[Task] Pick out each line of the records that includes the string "شامل", and copy it.

-- -- --

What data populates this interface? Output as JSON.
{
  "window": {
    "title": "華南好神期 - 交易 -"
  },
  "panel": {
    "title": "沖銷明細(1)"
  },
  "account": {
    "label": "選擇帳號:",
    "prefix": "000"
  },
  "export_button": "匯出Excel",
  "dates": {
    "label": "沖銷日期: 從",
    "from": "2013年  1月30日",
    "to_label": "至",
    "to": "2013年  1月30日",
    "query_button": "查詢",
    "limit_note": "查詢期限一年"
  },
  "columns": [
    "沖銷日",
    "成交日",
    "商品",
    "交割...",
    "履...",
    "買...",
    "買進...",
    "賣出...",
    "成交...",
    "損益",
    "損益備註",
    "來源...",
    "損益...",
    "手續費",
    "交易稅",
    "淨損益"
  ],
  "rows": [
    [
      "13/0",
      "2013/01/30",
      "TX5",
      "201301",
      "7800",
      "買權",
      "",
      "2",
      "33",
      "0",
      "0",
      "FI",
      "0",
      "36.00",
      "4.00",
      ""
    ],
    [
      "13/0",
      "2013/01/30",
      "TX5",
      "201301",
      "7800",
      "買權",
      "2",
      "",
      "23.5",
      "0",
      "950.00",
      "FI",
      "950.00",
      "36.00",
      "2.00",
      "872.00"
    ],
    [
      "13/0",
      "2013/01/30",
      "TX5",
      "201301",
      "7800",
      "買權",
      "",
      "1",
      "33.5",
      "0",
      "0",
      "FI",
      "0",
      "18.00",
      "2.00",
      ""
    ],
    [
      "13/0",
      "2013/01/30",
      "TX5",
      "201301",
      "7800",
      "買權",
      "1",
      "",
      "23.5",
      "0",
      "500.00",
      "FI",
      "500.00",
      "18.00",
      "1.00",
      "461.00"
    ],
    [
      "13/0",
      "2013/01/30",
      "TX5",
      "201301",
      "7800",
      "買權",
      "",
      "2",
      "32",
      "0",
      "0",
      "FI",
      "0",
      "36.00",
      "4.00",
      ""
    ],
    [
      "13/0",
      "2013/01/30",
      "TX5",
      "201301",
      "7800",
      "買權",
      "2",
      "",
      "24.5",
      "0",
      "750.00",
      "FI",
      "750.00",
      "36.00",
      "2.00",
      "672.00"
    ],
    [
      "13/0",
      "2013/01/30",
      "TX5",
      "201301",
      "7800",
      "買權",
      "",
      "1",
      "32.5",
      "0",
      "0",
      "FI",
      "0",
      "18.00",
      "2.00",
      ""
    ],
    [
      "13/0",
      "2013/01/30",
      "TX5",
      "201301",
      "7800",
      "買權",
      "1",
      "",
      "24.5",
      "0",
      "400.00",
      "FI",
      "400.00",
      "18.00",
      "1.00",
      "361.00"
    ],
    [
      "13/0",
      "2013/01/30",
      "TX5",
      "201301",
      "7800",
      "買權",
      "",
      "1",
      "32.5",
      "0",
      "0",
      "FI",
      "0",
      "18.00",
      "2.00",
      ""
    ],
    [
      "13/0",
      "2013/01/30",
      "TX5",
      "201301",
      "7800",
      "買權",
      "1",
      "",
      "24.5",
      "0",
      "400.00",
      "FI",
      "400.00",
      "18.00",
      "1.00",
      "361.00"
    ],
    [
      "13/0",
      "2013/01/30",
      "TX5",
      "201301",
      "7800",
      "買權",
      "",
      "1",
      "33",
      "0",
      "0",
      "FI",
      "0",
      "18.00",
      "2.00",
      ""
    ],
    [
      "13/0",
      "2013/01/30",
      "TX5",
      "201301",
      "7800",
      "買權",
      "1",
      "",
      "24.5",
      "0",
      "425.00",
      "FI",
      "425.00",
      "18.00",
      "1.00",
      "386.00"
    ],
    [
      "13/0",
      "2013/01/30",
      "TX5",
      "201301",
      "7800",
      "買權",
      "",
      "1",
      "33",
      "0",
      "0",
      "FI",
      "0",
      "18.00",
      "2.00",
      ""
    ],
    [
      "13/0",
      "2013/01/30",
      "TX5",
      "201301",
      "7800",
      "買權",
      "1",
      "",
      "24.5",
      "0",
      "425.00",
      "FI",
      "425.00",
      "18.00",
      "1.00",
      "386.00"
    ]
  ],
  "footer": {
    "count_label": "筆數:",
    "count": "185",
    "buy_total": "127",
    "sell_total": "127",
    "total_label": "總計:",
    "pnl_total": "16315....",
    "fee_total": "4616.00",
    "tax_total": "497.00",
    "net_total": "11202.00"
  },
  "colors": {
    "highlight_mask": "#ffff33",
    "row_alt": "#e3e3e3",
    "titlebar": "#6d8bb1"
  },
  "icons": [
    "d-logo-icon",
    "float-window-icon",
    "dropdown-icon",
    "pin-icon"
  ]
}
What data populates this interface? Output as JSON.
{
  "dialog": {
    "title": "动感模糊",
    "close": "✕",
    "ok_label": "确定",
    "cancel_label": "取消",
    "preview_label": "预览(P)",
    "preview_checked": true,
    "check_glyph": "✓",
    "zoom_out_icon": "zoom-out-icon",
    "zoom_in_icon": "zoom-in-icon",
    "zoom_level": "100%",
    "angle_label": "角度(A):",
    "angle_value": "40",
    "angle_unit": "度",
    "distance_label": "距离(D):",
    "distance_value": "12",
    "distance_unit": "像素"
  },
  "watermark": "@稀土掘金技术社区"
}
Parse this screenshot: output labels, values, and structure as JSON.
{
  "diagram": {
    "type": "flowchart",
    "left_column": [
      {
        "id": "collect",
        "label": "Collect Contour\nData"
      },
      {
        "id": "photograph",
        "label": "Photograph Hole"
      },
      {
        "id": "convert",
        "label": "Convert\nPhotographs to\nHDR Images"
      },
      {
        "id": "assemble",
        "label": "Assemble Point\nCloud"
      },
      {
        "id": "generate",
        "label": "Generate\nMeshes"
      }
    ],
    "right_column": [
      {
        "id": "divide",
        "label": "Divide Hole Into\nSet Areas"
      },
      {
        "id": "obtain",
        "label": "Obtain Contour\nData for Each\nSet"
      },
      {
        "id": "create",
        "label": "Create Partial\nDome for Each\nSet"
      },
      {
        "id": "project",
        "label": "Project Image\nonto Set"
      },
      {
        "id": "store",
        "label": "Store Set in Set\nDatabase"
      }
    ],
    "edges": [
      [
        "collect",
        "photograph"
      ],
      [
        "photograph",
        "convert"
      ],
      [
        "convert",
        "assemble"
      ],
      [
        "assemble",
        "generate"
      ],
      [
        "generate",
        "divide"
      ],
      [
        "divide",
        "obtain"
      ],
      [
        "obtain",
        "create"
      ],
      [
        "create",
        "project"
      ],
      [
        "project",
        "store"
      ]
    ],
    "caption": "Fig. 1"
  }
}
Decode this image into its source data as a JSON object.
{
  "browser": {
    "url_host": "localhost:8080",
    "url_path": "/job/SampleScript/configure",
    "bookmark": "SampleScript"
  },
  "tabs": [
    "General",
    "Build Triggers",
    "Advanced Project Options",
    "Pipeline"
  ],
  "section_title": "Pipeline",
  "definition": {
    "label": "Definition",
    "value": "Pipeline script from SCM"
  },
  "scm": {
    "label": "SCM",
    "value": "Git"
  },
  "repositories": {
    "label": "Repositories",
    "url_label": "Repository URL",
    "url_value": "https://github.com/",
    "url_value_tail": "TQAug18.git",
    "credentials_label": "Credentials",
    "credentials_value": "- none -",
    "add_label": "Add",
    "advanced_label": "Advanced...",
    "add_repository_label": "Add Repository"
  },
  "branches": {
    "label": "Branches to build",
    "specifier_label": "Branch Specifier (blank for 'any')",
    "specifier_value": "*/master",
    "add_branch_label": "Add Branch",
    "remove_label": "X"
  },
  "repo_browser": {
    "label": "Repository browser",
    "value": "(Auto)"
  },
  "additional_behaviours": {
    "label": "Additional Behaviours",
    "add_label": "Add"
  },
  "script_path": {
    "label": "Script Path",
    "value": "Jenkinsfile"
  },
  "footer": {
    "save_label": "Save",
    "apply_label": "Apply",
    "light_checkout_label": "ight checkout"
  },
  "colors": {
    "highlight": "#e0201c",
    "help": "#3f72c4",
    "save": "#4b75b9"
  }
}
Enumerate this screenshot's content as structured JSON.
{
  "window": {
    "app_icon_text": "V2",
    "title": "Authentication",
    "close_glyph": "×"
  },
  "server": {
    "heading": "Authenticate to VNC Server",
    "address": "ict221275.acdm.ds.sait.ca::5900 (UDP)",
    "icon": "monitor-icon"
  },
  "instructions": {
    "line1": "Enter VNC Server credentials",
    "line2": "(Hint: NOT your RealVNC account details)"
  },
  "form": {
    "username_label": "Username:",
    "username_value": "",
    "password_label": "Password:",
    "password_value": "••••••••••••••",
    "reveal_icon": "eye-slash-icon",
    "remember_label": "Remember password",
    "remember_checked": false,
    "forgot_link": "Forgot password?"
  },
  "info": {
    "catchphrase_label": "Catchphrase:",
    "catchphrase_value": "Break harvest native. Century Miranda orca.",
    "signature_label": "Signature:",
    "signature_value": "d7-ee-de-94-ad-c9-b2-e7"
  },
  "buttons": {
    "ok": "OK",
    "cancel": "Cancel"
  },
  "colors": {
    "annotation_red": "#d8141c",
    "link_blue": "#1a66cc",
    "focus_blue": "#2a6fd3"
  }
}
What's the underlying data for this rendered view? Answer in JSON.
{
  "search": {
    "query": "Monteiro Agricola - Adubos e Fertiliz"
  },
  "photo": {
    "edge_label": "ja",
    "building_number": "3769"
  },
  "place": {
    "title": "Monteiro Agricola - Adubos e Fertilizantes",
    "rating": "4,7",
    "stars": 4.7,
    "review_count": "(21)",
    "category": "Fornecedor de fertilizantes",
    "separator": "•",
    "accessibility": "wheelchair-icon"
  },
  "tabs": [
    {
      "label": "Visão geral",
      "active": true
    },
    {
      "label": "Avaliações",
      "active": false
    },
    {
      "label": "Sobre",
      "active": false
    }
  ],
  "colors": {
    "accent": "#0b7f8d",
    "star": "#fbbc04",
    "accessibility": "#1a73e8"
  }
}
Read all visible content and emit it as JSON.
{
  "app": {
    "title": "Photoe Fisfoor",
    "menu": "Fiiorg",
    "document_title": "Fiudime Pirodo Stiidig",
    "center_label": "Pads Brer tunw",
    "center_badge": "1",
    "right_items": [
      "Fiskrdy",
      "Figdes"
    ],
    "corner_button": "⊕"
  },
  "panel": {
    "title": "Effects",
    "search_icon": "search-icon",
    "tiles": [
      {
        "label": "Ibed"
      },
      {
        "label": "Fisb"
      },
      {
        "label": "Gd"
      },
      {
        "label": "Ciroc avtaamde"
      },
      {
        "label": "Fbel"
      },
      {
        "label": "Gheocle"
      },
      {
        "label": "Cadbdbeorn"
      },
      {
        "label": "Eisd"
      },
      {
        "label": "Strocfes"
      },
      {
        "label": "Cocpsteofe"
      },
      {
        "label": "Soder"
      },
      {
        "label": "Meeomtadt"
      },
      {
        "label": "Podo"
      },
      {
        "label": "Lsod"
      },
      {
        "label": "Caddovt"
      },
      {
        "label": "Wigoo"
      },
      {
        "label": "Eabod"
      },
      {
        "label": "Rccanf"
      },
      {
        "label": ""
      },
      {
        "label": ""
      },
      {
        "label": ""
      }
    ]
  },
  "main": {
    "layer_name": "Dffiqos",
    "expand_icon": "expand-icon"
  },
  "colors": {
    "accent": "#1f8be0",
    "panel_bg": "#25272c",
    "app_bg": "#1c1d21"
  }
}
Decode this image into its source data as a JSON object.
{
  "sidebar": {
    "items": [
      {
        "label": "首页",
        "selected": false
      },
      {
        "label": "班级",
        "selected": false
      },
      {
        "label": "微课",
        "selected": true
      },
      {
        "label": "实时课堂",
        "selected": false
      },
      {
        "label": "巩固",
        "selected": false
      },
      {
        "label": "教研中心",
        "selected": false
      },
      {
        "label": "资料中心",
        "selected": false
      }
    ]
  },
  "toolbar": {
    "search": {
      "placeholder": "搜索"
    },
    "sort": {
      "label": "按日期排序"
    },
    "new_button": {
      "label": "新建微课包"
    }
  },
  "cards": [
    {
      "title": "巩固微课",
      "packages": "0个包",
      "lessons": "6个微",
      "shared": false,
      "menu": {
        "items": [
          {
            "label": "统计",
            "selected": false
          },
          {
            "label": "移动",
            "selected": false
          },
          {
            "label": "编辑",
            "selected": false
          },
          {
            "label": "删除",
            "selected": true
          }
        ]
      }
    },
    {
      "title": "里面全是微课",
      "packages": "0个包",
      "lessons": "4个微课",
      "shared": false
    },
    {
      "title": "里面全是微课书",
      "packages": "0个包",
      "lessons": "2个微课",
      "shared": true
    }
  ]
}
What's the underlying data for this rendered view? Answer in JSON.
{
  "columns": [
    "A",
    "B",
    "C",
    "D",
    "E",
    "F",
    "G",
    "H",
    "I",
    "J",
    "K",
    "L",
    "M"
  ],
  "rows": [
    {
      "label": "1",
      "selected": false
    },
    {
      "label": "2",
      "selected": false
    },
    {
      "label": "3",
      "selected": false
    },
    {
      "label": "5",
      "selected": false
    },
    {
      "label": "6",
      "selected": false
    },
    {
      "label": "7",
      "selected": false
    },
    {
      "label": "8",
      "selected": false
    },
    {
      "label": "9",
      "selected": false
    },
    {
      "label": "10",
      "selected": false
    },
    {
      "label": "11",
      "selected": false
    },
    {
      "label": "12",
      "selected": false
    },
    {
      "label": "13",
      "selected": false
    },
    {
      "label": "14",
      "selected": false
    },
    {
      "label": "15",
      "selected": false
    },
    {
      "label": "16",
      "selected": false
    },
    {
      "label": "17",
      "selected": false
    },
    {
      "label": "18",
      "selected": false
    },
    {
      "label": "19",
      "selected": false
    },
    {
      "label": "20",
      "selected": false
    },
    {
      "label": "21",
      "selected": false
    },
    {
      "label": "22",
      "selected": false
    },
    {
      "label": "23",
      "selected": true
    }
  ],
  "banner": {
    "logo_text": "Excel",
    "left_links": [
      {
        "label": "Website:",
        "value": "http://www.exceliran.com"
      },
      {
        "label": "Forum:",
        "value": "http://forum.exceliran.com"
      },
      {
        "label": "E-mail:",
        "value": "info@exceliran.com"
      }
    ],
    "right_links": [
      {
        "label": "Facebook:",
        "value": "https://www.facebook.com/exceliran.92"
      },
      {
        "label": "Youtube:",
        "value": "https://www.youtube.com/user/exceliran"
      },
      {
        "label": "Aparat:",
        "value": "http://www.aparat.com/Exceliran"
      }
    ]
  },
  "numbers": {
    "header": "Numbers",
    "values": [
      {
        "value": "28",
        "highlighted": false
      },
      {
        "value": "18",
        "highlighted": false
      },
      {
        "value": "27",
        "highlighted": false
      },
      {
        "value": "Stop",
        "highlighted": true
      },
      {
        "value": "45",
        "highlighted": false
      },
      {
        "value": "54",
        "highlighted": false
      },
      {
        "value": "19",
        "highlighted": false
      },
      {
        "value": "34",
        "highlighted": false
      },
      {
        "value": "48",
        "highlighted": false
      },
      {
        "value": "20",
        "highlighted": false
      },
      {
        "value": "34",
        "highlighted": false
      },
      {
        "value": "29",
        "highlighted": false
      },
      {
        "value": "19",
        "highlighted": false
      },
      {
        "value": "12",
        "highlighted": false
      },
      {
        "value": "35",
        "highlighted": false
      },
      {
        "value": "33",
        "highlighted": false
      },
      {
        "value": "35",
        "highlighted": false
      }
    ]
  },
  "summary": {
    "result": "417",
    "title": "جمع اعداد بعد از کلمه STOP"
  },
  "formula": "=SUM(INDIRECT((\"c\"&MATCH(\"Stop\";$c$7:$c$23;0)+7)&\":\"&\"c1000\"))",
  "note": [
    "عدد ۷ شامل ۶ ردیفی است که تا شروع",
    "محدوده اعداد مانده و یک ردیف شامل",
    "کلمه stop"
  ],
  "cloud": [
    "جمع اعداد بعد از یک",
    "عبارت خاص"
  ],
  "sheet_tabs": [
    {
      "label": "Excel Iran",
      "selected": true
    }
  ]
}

-- -- --

[Answer to the exercise]
    "عدد ۷ شامل ۶ ردیفی است که تا شروع",
    "محدوده اعداد مانده و یک ردیف شامل",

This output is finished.